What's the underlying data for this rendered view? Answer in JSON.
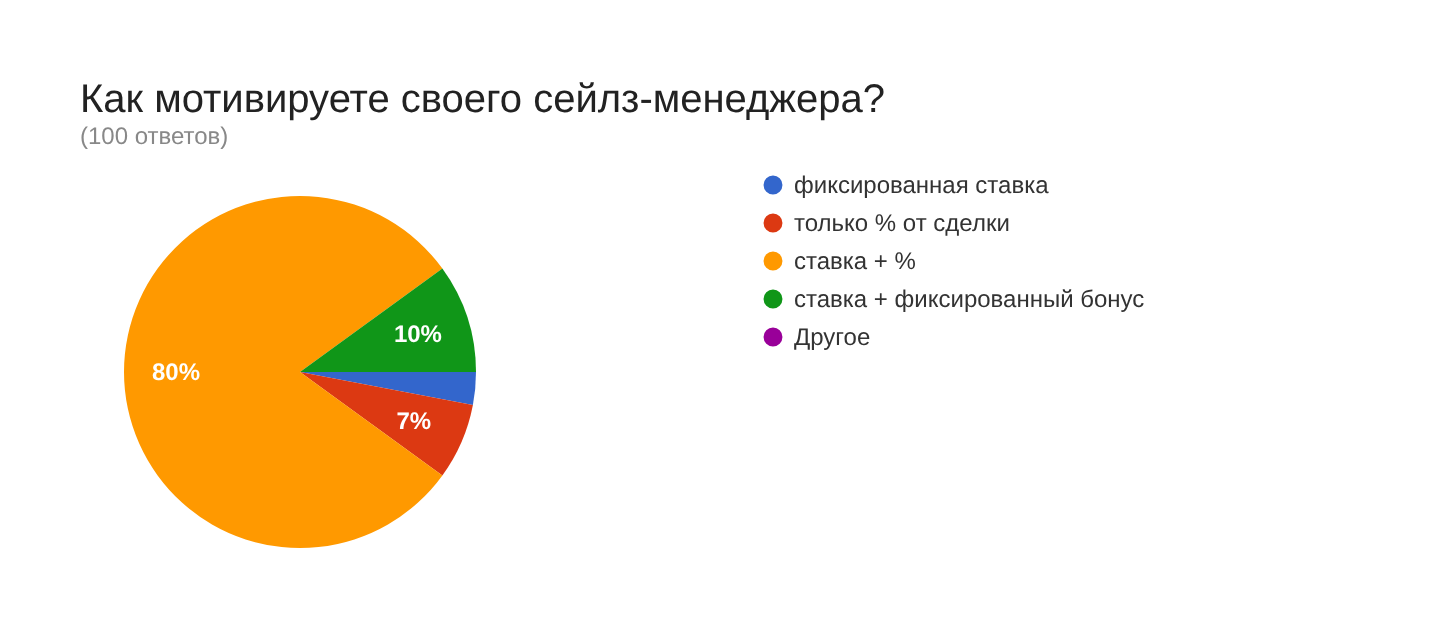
{
  "chart_data": {
    "type": "pie",
    "title": "Как мотивируете своего сейлз-менеджера?",
    "subtitle": "(100 ответов)",
    "categories": [
      "фиксированная ставка",
      "только % от сделки",
      "ставка + %",
      "ставка + фиксированный бонус",
      "Другое"
    ],
    "values": [
      3,
      7,
      80,
      10,
      0
    ],
    "colors": [
      "#3366cc",
      "#dc3912",
      "#ff9900",
      "#109618",
      "#990099"
    ],
    "value_labels": [
      null,
      "7%",
      "80%",
      "10%",
      null
    ],
    "legend": "right"
  }
}
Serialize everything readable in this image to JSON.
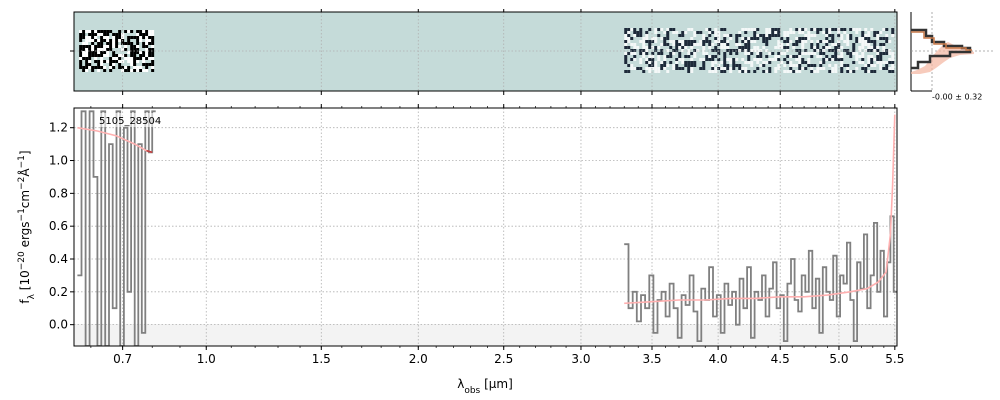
{
  "chart_data": {
    "type": "line",
    "object_label": "5105_28504",
    "xlabel": "λ_obs [μm]",
    "ylabel": "f_λ [10^−20 ergs^−1cm^−2Å^−1]",
    "xlim": [
      0.55,
      5.52
    ],
    "ylim": [
      -0.13,
      1.32
    ],
    "x_scale": "power-law, exponent 0.5 (tick labels are wavelength in μm)",
    "x_ticks": [
      "0.7",
      "1.0",
      "1.5",
      "2.0",
      "2.5",
      "3.0",
      "3.5",
      "4.0",
      "4.5",
      "5.0",
      "5.5"
    ],
    "y_ticks": [
      "0.0",
      "0.2",
      "0.4",
      "0.6",
      "0.8",
      "1.0",
      "1.2"
    ],
    "grid": true,
    "colors": {
      "data": "#808080",
      "model": "#ffb0b0",
      "model_dark": "#c04040",
      "panel_bg": "#c5dbd9",
      "hist_line": "#333333",
      "hist_accent": "#c97a4a"
    },
    "series": [
      {
        "kind": "steps",
        "color": "#808080",
        "x": [
          0.56,
          0.572,
          0.584,
          0.596,
          0.608,
          0.62,
          0.632,
          0.644,
          0.656,
          0.668,
          0.68,
          0.692,
          0.704,
          0.716,
          0.728,
          0.74,
          0.752,
          0.764,
          0.776,
          0.788,
          0.8
        ],
        "y": [
          0.3,
          1.3,
          -0.13,
          1.3,
          0.9,
          -0.13,
          1.3,
          -0.13,
          1.1,
          0.1,
          1.3,
          -0.13,
          1.2,
          0.2,
          1.3,
          -0.13,
          1.1,
          -0.05,
          1.3,
          1.05,
          1.3
        ]
      },
      {
        "kind": "steps",
        "color": "#808080",
        "x": [
          3.3,
          3.33,
          3.36,
          3.39,
          3.42,
          3.45,
          3.48,
          3.51,
          3.54,
          3.57,
          3.6,
          3.63,
          3.66,
          3.69,
          3.72,
          3.75,
          3.78,
          3.81,
          3.84,
          3.87,
          3.9,
          3.93,
          3.96,
          3.99,
          4.02,
          4.05,
          4.08,
          4.11,
          4.14,
          4.17,
          4.2,
          4.23,
          4.26,
          4.29,
          4.32,
          4.35,
          4.38,
          4.41,
          4.44,
          4.47,
          4.5,
          4.53,
          4.56,
          4.59,
          4.62,
          4.65,
          4.68,
          4.71,
          4.74,
          4.77,
          4.8,
          4.83,
          4.86,
          4.89,
          4.92,
          4.95,
          4.98,
          5.01,
          5.04,
          5.07,
          5.1,
          5.13,
          5.16,
          5.19,
          5.22,
          5.25,
          5.28,
          5.31,
          5.34,
          5.37,
          5.4,
          5.43,
          5.46,
          5.49
        ],
        "y": [
          0.49,
          0.1,
          0.2,
          0.02,
          0.18,
          0.1,
          0.3,
          -0.05,
          0.15,
          0.2,
          0.05,
          0.25,
          0.1,
          -0.08,
          0.18,
          0.12,
          0.3,
          0.08,
          -0.1,
          0.22,
          0.15,
          0.35,
          0.05,
          0.18,
          -0.05,
          0.25,
          0.12,
          0.2,
          0.0,
          0.28,
          0.1,
          0.35,
          -0.08,
          0.2,
          0.15,
          0.3,
          0.05,
          0.22,
          0.38,
          0.1,
          0.18,
          -0.1,
          0.25,
          0.4,
          0.15,
          0.08,
          0.3,
          0.2,
          0.45,
          0.1,
          0.28,
          -0.05,
          0.35,
          0.2,
          0.15,
          0.42,
          0.05,
          0.3,
          0.25,
          0.5,
          0.15,
          -0.1,
          0.38,
          0.22,
          0.55,
          0.1,
          0.3,
          0.62,
          0.2,
          0.45,
          0.05,
          0.38,
          0.66,
          0.2
        ]
      },
      {
        "kind": "line",
        "color": "#ffb0b0",
        "x": [
          0.56,
          0.62,
          0.68,
          0.74,
          0.78,
          0.8,
          3.3,
          3.5,
          3.7,
          3.9,
          4.1,
          4.3,
          4.5,
          4.7,
          4.9,
          5.1,
          5.25,
          5.35,
          5.42,
          5.46,
          5.48,
          5.5
        ],
        "y": [
          1.2,
          1.18,
          1.15,
          1.1,
          1.06,
          1.05,
          0.13,
          0.14,
          0.15,
          0.15,
          0.16,
          0.16,
          0.17,
          0.17,
          0.18,
          0.2,
          0.22,
          0.26,
          0.32,
          0.55,
          0.85,
          1.28
        ]
      }
    ],
    "histogram_label": "-0.00 ± 0.32"
  }
}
========================================
§ Task statement
Go through the listing above and pull out each line containing the word "this".

§ Result below
What's the underlying data for this rendered view? Answer in JSON.
Serialize everything readable in this image to JSON.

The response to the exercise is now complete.